Exercise material:

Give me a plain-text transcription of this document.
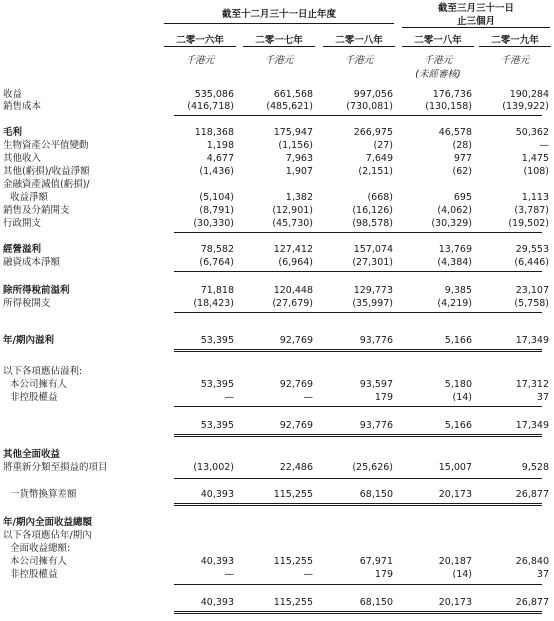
截至十二月三十一日止年度
截至三月三十一日
止三個月
二零一六年	二零一七年	二零一八年	二零一八年	二零一九年
千港元	千港元	千港元	千港元	千港元
(未經審核)
收益	535,086	661,568	997,056	176,736	190,284
銷售成本	(416,718)	(485,621)	(730,081)	(130,158)	(139,922)
毛利	118,368	175,947	266,975	46,578	50,362
生物資產公平值變動	1,198	(1,156)	(27)	(28)	—
其他收入	4,677	7,963	7,649	977	1,475
其他(虧損)/收益淨額	(1,436)	1,907	(2,151)	(62)	(108)
金融資產減值(虧損)/
收益淨額	(5,104)	1,382	(668)	695	1,113
銷售及分銷開支	(8,791)	(12,901)	(16,126)	(4,062)	(3,787)
行政開支	(30,330)	(45,730)	(98,578)	(30,329)	(19,502)
經營溢利	78,582	127,412	157,074	13,769	29,553
融資成本淨額	(6,764)	(6,964)	(27,301)	(4,384)	(6,446)
除所得稅前溢利	71,818	120,448	129,773	9,385	23,107
所得稅開支	(18,423)	(27,679)	(35,997)	(4,219)	(5,758)
年/期內溢利	53,395	92,769	93,776	5,166	17,349
以下各項應佔溢利:
本公司擁有人	53,395	92,769	93,597	5,180	17,312
非控股權益	—	—	179	(14)	37
53,395	92,769	93,776	5,166	17,349
其他全面收益
將重新分類至損益的項目	(13,002)	22,486	(25,626)	15,007	9,528
一貨幣換算差額	40,393	115,255	68,150	20,173	26,877
年/期內全面收益總額
以下各項應佔年/期內
全面收益總額:
本公司擁有人	40,393	115,255	67,971	20,187	26,840
非控股權益	—	—	179	(14)	37
40,393	115,255	68,150	20,173	26,877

Stated problem: Note every line above where the string "收益淨額" shows up, and copy those lines.

The result:
其他(虧損)/收益淨額	(1,436)	1,907	(2,151)	(62)	(108)
收益淨額	(5,104)	1,382	(668)	695	1,113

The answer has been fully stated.